**Records supplied**
** Begin **
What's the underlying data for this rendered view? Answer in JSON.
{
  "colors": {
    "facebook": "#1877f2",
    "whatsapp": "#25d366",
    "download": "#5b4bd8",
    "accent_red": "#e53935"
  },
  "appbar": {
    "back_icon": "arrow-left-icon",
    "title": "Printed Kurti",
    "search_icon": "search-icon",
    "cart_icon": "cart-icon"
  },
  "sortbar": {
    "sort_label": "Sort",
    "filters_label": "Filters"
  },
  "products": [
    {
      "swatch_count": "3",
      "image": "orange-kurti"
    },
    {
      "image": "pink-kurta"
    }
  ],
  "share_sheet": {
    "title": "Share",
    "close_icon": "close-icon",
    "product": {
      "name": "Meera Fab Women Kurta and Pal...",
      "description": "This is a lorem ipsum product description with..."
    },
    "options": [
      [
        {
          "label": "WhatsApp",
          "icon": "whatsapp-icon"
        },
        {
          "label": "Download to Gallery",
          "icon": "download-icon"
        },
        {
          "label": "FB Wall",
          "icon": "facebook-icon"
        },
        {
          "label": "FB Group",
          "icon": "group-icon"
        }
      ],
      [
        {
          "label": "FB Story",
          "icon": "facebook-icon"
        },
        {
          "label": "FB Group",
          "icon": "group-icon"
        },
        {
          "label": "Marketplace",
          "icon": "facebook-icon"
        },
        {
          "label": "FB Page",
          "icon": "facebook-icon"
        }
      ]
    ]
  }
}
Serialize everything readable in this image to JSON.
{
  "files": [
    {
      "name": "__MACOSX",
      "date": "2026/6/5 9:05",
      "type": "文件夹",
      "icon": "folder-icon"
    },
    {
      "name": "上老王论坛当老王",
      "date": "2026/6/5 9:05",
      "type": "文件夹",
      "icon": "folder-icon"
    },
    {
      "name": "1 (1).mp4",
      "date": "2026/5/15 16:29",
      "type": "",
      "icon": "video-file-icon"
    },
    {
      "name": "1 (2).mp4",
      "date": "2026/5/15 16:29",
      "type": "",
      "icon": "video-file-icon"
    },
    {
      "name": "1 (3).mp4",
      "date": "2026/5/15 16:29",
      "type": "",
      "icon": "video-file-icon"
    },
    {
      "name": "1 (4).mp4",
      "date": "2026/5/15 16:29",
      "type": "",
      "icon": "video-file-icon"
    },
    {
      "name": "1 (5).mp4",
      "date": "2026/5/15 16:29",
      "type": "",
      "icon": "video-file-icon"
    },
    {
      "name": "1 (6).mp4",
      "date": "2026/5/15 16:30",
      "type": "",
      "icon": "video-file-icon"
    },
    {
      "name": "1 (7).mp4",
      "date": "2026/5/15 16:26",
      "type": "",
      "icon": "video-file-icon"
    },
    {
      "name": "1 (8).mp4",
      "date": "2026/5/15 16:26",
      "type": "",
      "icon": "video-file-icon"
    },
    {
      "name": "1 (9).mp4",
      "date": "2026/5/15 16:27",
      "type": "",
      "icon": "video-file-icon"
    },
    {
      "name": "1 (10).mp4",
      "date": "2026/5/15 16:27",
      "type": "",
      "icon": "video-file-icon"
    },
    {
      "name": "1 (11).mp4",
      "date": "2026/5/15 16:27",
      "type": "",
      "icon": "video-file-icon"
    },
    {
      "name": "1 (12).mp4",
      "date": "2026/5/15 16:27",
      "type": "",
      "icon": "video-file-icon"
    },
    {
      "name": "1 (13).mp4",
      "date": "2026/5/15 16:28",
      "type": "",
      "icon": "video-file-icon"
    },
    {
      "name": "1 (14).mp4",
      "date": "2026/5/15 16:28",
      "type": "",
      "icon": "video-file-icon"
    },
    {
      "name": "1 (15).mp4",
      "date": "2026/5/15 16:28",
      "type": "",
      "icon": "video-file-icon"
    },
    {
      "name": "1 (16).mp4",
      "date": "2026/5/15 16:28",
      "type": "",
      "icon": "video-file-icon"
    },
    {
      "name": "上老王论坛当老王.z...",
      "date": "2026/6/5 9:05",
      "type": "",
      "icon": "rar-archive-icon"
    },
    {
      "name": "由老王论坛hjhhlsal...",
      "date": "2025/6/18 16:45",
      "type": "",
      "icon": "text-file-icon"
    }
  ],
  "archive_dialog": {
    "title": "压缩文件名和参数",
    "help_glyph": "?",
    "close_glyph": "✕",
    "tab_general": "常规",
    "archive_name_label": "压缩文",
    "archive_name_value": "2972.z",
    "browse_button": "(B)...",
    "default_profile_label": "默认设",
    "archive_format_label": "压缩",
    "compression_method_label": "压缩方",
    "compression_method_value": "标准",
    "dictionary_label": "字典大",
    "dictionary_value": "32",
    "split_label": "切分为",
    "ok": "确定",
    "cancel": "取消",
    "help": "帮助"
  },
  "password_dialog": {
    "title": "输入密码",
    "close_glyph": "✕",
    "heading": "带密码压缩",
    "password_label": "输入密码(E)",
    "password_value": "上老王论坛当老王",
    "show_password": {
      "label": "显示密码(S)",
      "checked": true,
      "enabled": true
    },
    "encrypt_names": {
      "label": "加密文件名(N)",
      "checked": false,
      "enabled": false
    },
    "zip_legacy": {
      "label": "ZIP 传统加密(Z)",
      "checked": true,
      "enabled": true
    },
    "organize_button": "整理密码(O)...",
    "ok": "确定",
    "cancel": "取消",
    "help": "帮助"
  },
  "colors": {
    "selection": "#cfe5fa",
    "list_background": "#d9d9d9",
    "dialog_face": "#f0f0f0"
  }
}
** End **
**Exercise details**
Exactly reproduce all of the entries above.

**Exercise response**
What's the underlying data for this rendered view? Answer in JSON.
{
  "colors": {
    "facebook": "#1877f2",
    "whatsapp": "#25d366",
    "download": "#5b4bd8",
    "accent_red": "#e53935"
  },
  "appbar": {
    "back_icon": "arrow-left-icon",
    "title": "Printed Kurti",
    "search_icon": "search-icon",
    "cart_icon": "cart-icon"
  },
  "sortbar": {
    "sort_label": "Sort",
    "filters_label": "Filters"
  },
  "products": [
    {
      "swatch_count": "3",
      "image": "orange-kurti"
    },
    {
      "image": "pink-kurta"
    }
  ],
  "share_sheet": {
    "title": "Share",
    "close_icon": "close-icon",
    "product": {
      "name": "Meera Fab Women Kurta and Pal...",
      "description": "This is a lorem ipsum product description with..."
    },
    "options": [
      [
        {
          "label": "WhatsApp",
          "icon": "whatsapp-icon"
        },
        {
          "label": "Download to Gallery",
          "icon": "download-icon"
        },
        {
          "label": "FB Wall",
          "icon": "facebook-icon"
        },
        {
          "label": "FB Group",
          "icon": "group-icon"
        }
      ],
      [
        {
          "label": "FB Story",
          "icon": "facebook-icon"
        },
        {
          "label": "FB Group",
          "icon": "group-icon"
        },
        {
          "label": "Marketplace",
          "icon": "facebook-icon"
        },
        {
          "label": "FB Page",
          "icon": "facebook-icon"
        }
      ]
    ]
  }
}
Serialize everything readable in this image to JSON.
{
  "files": [
    {
      "name": "__MACOSX",
      "date": "2026/6/5 9:05",
      "type": "文件夹",
      "icon": "folder-icon"
    },
    {
      "name": "上老王论坛当老王",
      "date": "2026/6/5 9:05",
      "type": "文件夹",
      "icon": "folder-icon"
    },
    {
      "name": "1 (1).mp4",
      "date": "2026/5/15 16:29",
      "type": "",
      "icon": "video-file-icon"
    },
    {
      "name": "1 (2).mp4",
      "date": "2026/5/15 16:29",
      "type": "",
      "icon": "video-file-icon"
    },
    {
      "name": "1 (3).mp4",
      "date": "2026/5/15 16:29",
      "type": "",
      "icon": "video-file-icon"
    },
    {
      "name": "1 (4).mp4",
      "date": "2026/5/15 16:29",
      "type": "",
      "icon": "video-file-icon"
    },
    {
      "name": "1 (5).mp4",
      "date": "2026/5/15 16:29",
      "type": "",
      "icon": "video-file-icon"
    },
    {
      "name": "1 (6).mp4",
      "date": "2026/5/15 16:30",
      "type": "",
      "icon": "video-file-icon"
    },
    {
      "name": "1 (7).mp4",
      "date": "2026/5/15 16:26",
      "type": "",
      "icon": "video-file-icon"
    },
    {
      "name": "1 (8).mp4",
      "date": "2026/5/15 16:26",
      "type": "",
      "icon": "video-file-icon"
    },
    {
      "name": "1 (9).mp4",
      "date": "2026/5/15 16:27",
      "type": "",
      "icon": "video-file-icon"
    },
    {
      "name": "1 (10).mp4",
      "date": "2026/5/15 16:27",
      "type": "",
      "icon": "video-file-icon"
    },
    {
      "name": "1 (11).mp4",
      "date": "2026/5/15 16:27",
      "type": "",
      "icon": "video-file-icon"
    },
    {
      "name": "1 (12).mp4",
      "date": "2026/5/15 16:27",
      "type": "",
      "icon": "video-file-icon"
    },
    {
      "name": "1 (13).mp4",
      "date": "2026/5/15 16:28",
      "type": "",
      "icon": "video-file-icon"
    },
    {
      "name": "1 (14).mp4",
      "date": "2026/5/15 16:28",
      "type": "",
      "icon": "video-file-icon"
    },
    {
      "name": "1 (15).mp4",
      "date": "2026/5/15 16:28",
      "type": "",
      "icon": "video-file-icon"
    },
    {
      "name": "1 (16).mp4",
      "date": "2026/5/15 16:28",
      "type": "",
      "icon": "video-file-icon"
    },
    {
      "name": "上老王论坛当老王.z...",
      "date": "2026/6/5 9:05",
      "type": "",
      "icon": "rar-archive-icon"
    },
    {
      "name": "由老王论坛hjhhlsal...",
      "date": "2025/6/18 16:45",
      "type": "",
      "icon": "text-file-icon"
    }
  ],
  "archive_dialog": {
    "title": "压缩文件名和参数",
    "help_glyph": "?",
    "close_glyph": "✕",
    "tab_general": "常规",
    "archive_name_label": "压缩文",
    "archive_name_value": "2972.z",
    "browse_button": "(B)...",
    "default_profile_label": "默认设",
    "archive_format_label": "压缩",
    "compression_method_label": "压缩方",
    "compression_method_value": "标准",
    "dictionary_label": "字典大",
    "dictionary_value": "32",
    "split_label": "切分为",
    "ok": "确定",
    "cancel": "取消",
    "help": "帮助"
  },
  "password_dialog": {
    "title": "输入密码",
    "close_glyph": "✕",
    "heading": "带密码压缩",
    "password_label": "输入密码(E)",
    "password_value": "上老王论坛当老王",
    "show_password": {
      "label": "显示密码(S)",
      "checked": true,
      "enabled": true
    },
    "encrypt_names": {
      "label": "加密文件名(N)",
      "checked": false,
      "enabled": false
    },
    "zip_legacy": {
      "label": "ZIP 传统加密(Z)",
      "checked": true,
      "enabled": true
    },
    "organize_button": "整理密码(O)...",
    "ok": "确定",
    "cancel": "取消",
    "help": "帮助"
  },
  "colors": {
    "selection": "#cfe5fa",
    "list_background": "#d9d9d9",
    "dialog_face": "#f0f0f0"
  }
}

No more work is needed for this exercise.